DESCRIPTION OF THE TASK:
Check each line of the data for "server" and select those that have it.

Source records:
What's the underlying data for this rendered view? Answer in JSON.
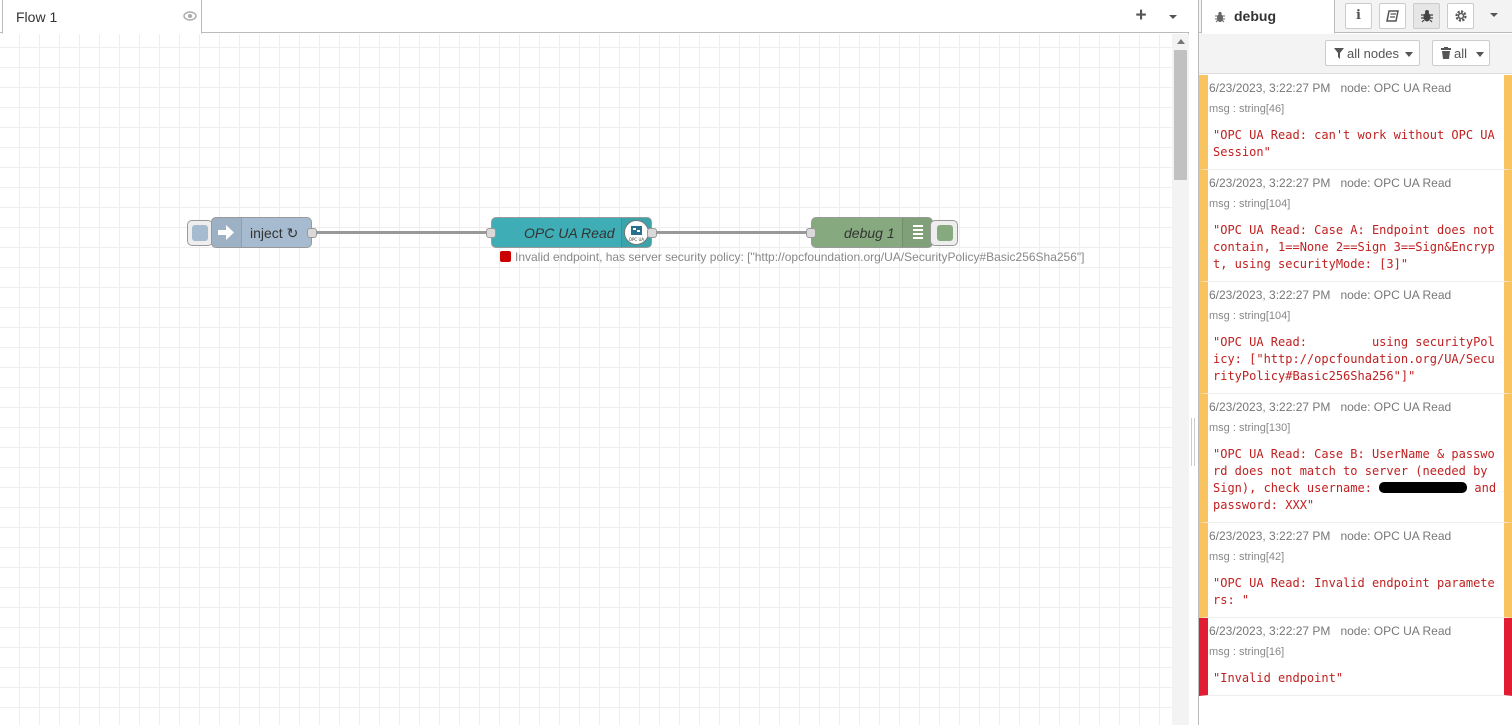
{
  "workspace": {
    "tab_label": "Flow 1",
    "add_tab_glyph": "+",
    "nodes": {
      "inject_label": "inject ↻",
      "opcua_label": "OPC UA Read",
      "debug_label": "debug 1"
    },
    "status_text": "Invalid endpoint, has server security policy: [\"http://opcfoundation.org/UA/SecurityPolicy#Basic256Sha256\"]",
    "node_colors": {
      "inject": "#a6bbcf",
      "opcua": "#3fadb5",
      "debug": "#87a980",
      "status_error": "#cc0000"
    }
  },
  "sidebar": {
    "tab_label": "debug",
    "buttons": [
      "info-icon",
      "book-icon",
      "bug-icon",
      "gear-icon"
    ],
    "filter_label": "all nodes",
    "clear_label": "all",
    "messages": [
      {
        "time": "6/23/2023, 3:22:27 PM",
        "node": "node: OPC UA Read",
        "type": "msg : string",
        "len": "[46]",
        "value": "\"OPC UA Read: can't work without OPC UA Session\"",
        "level": "warn"
      },
      {
        "time": "6/23/2023, 3:22:27 PM",
        "node": "node: OPC UA Read",
        "type": "msg : string",
        "len": "[104]",
        "value": "\"OPC UA Read: Case A: Endpoint does not contain, 1==None 2==Sign 3==Sign&Encrypt, using securityMode: [3]\"",
        "level": "warn"
      },
      {
        "time": "6/23/2023, 3:22:27 PM",
        "node": "node: OPC UA Read",
        "type": "msg : string",
        "len": "[104]",
        "value": "\"OPC UA Read:         using securityPolicy: [\"http://opcfoundation.org/UA/SecurityPolicy#Basic256Sha256\"]\"",
        "level": "warn"
      },
      {
        "time": "6/23/2023, 3:22:27 PM",
        "node": "node: OPC UA Read",
        "type": "msg : string",
        "len": "[130]",
        "value_before": "\"OPC UA Read: Case B: UserName & password does not match to server (needed by Sign), check username: ",
        "value_after": " and password: XXX\"",
        "level": "warn"
      },
      {
        "time": "6/23/2023, 3:22:27 PM",
        "node": "node: OPC UA Read",
        "type": "msg : string",
        "len": "[42]",
        "value": "\"OPC UA Read: Invalid endpoint parameters: \"",
        "level": "warn"
      },
      {
        "time": "6/23/2023, 3:22:27 PM",
        "node": "node: OPC UA Read",
        "type": "msg : string",
        "len": "[16]",
        "value": "\"Invalid endpoint\"",
        "level": "error"
      }
    ],
    "level_colors": {
      "warn": "#f9c460",
      "error": "#e21d33"
    }
  }
}
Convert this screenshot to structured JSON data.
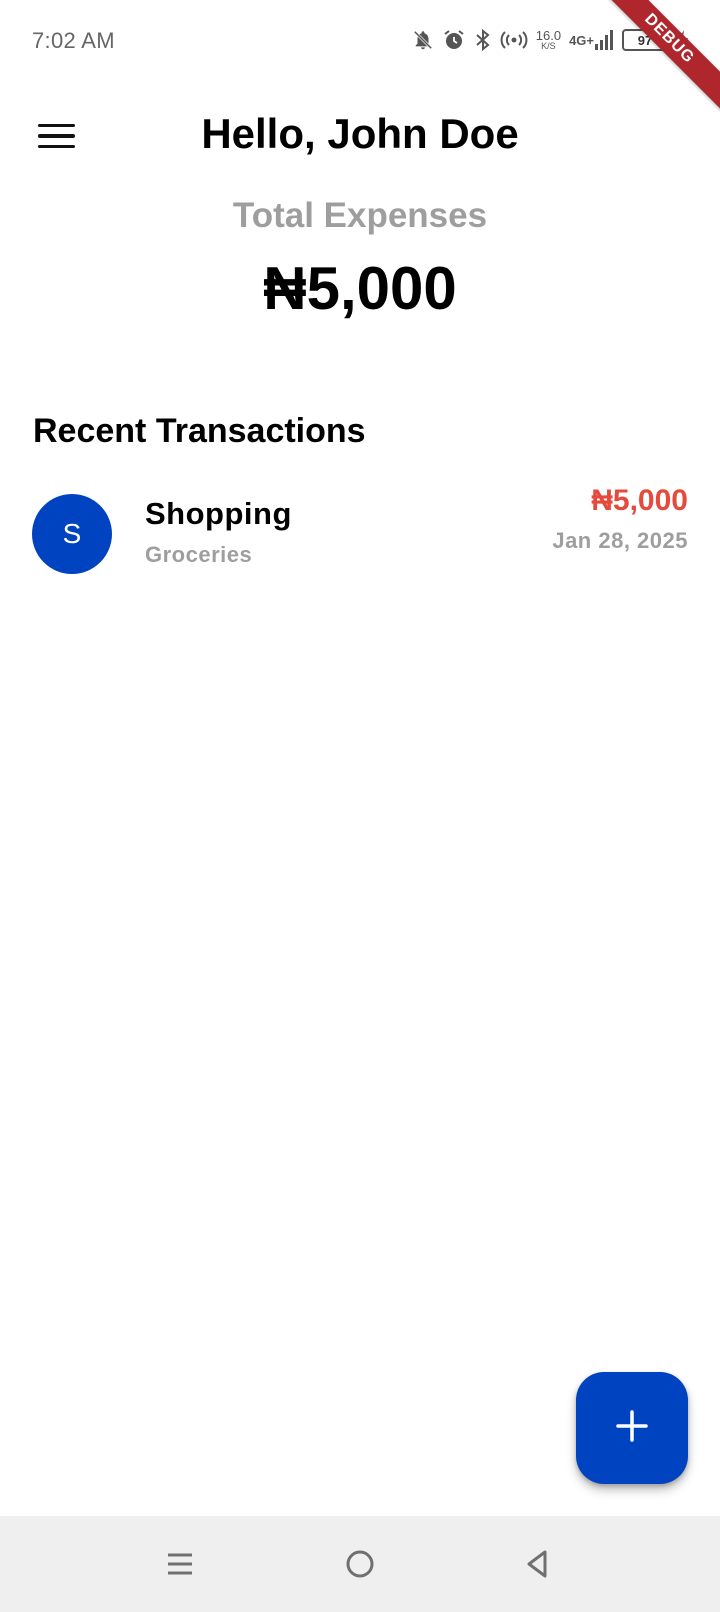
{
  "status_bar": {
    "time": "7:02 AM",
    "net_speed_value": "16.0",
    "net_speed_unit": "K/S",
    "network_type": "4G+",
    "battery_level": "97",
    "icons": [
      "notifications-off-icon",
      "alarm-icon",
      "bluetooth-icon",
      "hotspot-icon",
      "signal-icon",
      "battery-icon",
      "charging-icon"
    ]
  },
  "debug_banner": "DEBUG",
  "app_bar": {
    "greeting": "Hello, John Doe",
    "menu_icon": "menu-icon"
  },
  "summary": {
    "label": "Total Expenses",
    "amount": "₦5,000"
  },
  "recent": {
    "title": "Recent Transactions",
    "transactions": [
      {
        "avatar_letter": "S",
        "title": "Shopping",
        "category": "Groceries",
        "amount": "₦5,000",
        "date": "Jan 28, 2025"
      }
    ]
  },
  "fab": {
    "icon": "plus-icon"
  },
  "nav_bar": {
    "icons": [
      "recents-icon",
      "home-icon",
      "back-icon"
    ]
  },
  "colors": {
    "accent": "#0043c0",
    "expense_red": "#e54b3c",
    "muted_gray": "#9e9e9e",
    "debug_banner": "#b0262d",
    "nav_bg": "#efefef"
  }
}
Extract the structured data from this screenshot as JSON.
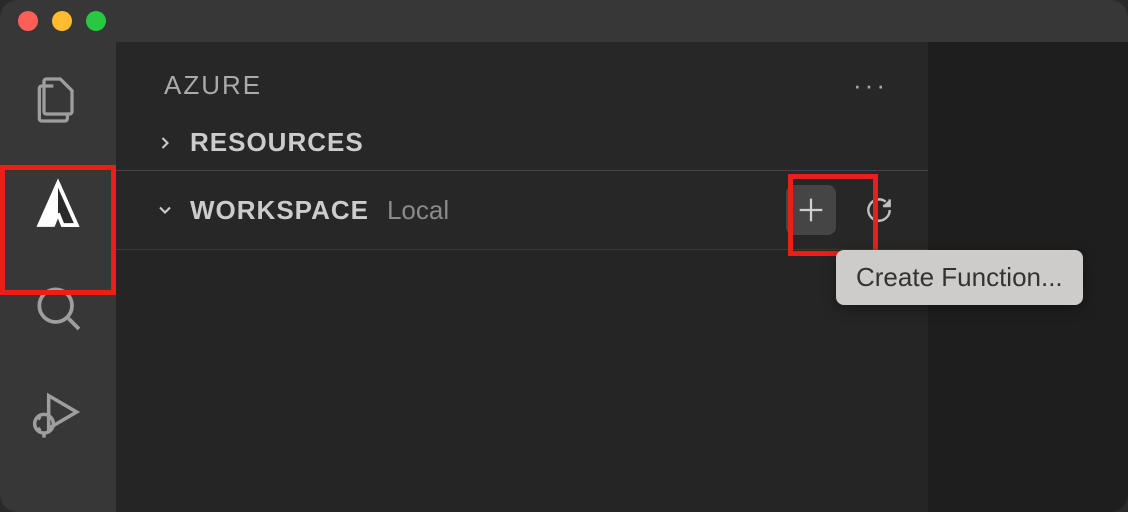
{
  "panel": {
    "title": "AZURE"
  },
  "sections": {
    "resources": {
      "label": "RESOURCES",
      "expanded": false
    },
    "workspace": {
      "label": "WORKSPACE",
      "description": "Local",
      "expanded": true
    }
  },
  "tooltip": {
    "createFunction": "Create Function..."
  },
  "activityBar": [
    "explorer",
    "azure",
    "search",
    "run-debug"
  ]
}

FULL RESPONSE:
    "status_text": "Invalid endpoint, has server security policy: [\"http://opcfoundation.org/UA/SecurityPolicy#Basic256Sha256\"]",
        "value_before": "\"OPC UA Read: Case B: UserName & password does not match to server (needed by Sign), check username: ",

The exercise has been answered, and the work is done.